Pull every line holding the string "Complaints" from the records below.

*RAW RECORDS:*
-- begin --

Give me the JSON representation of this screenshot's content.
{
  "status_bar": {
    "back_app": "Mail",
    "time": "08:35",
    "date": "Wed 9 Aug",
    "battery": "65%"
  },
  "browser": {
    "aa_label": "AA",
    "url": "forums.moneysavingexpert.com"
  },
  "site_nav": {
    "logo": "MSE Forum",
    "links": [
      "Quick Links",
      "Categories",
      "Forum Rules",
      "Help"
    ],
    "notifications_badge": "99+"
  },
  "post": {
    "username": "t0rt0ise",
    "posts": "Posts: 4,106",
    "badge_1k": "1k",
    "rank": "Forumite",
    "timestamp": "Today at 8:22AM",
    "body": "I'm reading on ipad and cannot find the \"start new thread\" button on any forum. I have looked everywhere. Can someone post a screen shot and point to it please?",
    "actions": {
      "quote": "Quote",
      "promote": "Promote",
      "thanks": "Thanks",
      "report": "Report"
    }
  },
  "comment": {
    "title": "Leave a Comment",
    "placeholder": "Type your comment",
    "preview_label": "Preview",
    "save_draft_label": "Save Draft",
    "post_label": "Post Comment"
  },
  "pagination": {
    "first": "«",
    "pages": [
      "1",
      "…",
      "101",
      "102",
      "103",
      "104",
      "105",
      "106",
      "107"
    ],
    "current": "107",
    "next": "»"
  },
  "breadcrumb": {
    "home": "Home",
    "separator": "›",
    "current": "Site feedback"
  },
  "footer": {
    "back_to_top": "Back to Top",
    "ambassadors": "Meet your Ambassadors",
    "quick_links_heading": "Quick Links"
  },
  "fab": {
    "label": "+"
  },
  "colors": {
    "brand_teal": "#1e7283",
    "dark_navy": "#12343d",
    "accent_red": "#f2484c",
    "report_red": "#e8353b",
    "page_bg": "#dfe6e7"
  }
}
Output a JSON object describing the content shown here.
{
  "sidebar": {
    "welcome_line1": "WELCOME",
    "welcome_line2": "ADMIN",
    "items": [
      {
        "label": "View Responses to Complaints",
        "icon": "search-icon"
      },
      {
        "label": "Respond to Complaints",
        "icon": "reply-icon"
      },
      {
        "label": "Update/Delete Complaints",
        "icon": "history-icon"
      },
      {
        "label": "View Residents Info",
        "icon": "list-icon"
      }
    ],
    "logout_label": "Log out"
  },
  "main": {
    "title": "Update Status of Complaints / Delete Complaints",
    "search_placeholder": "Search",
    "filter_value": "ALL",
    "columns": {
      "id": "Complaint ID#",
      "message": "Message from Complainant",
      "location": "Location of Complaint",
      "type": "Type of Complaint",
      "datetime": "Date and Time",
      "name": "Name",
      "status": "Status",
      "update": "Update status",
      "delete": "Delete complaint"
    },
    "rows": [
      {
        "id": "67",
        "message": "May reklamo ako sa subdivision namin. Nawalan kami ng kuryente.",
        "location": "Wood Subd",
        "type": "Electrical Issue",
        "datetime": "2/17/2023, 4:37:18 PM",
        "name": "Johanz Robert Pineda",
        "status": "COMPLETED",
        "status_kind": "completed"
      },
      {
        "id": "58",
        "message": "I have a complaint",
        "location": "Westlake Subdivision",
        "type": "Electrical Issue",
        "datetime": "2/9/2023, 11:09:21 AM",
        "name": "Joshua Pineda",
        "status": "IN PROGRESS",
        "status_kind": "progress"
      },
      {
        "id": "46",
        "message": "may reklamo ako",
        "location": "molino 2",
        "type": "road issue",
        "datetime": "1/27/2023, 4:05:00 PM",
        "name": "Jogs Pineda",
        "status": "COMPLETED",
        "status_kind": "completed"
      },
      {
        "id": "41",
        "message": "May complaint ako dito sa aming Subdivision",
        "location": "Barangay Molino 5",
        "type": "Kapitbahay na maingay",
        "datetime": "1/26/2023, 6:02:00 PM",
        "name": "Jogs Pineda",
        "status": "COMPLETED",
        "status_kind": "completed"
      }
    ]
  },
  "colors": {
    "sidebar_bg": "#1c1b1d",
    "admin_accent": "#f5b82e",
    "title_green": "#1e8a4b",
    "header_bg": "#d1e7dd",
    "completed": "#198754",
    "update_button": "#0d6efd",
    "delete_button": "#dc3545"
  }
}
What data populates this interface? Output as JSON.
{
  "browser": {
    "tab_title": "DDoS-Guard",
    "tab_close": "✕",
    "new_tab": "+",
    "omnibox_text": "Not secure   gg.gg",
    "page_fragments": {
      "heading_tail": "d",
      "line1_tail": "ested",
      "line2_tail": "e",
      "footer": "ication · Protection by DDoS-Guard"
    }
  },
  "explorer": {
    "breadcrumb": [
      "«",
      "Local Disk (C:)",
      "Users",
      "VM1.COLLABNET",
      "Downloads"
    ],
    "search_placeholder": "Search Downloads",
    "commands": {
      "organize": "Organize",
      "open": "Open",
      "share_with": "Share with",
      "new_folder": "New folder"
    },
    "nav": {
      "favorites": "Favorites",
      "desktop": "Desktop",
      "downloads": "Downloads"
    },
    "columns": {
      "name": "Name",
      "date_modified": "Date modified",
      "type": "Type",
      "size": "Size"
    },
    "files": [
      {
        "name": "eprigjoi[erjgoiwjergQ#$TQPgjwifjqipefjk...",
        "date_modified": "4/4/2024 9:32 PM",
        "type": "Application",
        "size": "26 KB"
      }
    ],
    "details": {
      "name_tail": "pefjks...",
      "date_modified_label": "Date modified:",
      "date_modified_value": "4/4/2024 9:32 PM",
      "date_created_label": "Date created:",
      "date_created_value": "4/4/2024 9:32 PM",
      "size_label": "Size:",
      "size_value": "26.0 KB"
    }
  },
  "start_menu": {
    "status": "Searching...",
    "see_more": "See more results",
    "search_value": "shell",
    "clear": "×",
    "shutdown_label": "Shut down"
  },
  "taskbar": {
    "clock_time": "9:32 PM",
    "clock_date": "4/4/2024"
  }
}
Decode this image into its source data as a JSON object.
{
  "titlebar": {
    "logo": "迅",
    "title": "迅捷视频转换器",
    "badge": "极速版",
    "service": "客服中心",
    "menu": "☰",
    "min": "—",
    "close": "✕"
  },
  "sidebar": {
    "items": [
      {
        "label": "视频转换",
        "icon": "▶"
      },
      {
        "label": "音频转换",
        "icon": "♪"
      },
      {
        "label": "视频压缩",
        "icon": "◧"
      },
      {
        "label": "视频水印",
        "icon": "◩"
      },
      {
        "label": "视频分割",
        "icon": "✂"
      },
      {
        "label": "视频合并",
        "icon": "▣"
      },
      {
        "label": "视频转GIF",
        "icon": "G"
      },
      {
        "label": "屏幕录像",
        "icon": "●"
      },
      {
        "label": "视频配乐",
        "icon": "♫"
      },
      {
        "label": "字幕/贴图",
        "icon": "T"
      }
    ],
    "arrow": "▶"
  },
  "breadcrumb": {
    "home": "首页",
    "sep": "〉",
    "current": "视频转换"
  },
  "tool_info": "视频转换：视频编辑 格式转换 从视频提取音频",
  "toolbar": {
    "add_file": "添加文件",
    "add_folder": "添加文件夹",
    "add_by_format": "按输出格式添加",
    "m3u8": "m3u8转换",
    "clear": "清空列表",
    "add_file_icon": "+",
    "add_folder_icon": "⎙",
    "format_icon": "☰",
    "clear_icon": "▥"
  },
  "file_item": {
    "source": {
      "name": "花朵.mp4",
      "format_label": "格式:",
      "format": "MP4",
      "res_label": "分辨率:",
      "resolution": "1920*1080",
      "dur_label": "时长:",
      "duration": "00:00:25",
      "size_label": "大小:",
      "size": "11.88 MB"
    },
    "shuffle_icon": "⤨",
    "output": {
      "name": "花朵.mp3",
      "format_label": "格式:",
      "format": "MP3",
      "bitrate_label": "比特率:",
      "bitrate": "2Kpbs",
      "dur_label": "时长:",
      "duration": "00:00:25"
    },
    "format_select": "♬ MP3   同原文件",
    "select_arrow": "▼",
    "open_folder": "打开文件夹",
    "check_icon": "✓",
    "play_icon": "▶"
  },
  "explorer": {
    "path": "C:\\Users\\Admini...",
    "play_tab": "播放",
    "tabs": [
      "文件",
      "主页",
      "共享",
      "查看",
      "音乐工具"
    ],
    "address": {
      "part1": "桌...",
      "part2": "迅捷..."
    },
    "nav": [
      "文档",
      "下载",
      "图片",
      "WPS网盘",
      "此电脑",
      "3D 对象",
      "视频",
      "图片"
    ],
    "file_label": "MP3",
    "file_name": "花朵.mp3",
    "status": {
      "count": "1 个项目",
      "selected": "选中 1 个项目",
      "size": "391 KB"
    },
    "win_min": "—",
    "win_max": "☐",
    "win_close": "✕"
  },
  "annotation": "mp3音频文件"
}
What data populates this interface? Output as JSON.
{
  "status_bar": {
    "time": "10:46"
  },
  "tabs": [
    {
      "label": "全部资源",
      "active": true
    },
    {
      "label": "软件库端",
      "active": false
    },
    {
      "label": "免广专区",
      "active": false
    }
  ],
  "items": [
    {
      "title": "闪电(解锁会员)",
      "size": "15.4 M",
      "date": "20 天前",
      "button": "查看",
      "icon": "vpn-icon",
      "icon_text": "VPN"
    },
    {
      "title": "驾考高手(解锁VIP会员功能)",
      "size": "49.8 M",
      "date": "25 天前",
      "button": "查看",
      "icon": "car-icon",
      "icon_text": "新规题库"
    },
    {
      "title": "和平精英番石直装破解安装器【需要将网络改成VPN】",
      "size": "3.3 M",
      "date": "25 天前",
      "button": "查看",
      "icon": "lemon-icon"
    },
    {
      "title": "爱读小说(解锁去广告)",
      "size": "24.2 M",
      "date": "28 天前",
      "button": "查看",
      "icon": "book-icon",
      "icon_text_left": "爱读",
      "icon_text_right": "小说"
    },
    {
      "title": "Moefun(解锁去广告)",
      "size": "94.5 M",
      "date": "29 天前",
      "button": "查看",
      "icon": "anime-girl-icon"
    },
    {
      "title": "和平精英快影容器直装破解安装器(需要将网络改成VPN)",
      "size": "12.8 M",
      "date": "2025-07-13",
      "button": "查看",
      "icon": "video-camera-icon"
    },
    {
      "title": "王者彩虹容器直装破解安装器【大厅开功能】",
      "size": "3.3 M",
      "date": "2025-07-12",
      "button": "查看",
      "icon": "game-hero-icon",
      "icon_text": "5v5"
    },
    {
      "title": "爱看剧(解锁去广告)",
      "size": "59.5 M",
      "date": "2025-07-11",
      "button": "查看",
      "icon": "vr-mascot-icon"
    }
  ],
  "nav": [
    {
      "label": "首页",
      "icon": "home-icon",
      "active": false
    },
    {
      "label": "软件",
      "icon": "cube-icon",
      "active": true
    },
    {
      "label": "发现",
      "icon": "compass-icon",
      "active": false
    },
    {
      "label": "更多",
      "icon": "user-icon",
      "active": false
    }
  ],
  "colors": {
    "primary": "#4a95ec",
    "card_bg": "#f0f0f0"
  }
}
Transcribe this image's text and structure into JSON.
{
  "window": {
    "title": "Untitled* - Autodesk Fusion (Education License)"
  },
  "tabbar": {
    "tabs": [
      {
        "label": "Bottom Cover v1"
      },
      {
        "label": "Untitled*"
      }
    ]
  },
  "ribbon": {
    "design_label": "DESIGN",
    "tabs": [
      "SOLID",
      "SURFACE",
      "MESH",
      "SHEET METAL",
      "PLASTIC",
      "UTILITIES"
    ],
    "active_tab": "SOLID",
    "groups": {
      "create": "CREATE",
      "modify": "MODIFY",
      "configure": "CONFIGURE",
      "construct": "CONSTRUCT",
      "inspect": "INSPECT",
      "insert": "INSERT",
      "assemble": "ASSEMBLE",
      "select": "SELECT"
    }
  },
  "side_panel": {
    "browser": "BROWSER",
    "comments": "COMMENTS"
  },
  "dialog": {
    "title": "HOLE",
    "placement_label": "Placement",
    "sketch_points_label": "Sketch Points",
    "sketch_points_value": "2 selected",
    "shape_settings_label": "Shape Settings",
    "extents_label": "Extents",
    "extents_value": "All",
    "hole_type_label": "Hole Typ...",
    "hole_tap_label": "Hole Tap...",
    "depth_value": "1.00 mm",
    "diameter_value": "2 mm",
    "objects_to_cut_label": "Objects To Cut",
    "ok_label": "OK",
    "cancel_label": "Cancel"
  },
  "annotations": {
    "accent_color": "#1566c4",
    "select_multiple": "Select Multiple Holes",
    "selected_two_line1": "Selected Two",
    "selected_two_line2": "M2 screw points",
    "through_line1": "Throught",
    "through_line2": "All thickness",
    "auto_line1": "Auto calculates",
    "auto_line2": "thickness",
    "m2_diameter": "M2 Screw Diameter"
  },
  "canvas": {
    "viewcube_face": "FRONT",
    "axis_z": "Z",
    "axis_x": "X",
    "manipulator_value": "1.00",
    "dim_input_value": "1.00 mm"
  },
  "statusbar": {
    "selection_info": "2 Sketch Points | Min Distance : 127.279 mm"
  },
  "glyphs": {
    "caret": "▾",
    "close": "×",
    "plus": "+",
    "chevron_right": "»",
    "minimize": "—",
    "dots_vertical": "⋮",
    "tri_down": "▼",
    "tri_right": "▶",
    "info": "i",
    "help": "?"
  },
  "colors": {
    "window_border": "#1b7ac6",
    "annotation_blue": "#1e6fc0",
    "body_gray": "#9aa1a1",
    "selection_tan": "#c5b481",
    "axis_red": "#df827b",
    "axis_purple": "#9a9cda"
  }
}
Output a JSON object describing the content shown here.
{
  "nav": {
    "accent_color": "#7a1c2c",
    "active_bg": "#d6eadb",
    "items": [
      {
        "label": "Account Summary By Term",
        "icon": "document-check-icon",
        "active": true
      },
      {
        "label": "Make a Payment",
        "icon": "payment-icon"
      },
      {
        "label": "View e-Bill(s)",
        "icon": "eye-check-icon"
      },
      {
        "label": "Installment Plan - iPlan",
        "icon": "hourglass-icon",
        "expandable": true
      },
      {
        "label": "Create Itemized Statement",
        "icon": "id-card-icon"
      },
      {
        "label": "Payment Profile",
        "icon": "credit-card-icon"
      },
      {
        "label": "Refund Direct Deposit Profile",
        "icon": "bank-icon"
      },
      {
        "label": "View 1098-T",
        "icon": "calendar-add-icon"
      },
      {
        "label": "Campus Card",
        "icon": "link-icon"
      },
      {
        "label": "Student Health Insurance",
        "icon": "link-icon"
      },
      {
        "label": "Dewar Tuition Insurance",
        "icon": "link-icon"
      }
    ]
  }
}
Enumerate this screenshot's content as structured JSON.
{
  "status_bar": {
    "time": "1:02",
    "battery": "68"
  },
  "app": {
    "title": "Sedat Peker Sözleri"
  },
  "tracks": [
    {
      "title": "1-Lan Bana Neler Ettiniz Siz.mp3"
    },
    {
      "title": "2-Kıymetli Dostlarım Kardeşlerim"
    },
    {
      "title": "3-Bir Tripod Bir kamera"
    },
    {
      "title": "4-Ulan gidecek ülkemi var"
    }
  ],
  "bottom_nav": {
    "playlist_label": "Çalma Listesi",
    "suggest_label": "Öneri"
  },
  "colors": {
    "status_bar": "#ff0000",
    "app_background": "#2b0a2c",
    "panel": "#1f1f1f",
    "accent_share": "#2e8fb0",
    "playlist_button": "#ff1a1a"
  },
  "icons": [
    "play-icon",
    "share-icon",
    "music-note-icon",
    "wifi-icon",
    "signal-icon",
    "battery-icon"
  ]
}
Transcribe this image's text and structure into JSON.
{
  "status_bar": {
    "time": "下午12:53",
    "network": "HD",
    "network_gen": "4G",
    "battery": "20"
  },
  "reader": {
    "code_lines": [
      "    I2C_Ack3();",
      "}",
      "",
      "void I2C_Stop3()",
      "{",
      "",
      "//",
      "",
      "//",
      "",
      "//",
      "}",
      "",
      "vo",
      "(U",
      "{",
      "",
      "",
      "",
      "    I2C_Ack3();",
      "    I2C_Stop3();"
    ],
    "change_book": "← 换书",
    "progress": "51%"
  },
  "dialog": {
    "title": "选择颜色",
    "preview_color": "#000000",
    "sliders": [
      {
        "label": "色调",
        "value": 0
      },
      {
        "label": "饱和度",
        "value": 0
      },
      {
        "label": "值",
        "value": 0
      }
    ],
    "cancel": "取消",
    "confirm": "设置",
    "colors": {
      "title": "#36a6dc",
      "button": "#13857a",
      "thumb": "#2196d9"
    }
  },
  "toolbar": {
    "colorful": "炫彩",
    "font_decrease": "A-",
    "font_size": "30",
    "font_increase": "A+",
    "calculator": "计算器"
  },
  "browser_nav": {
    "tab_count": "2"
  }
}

-- end --

*RESULT OF THE TASK:*
        "label": "View Responses to Complaints",
        "label": "Respond to Complaints",
        "label": "Update/Delete Complaints",
    "title": "Update Status of Complaints / Delete Complaints",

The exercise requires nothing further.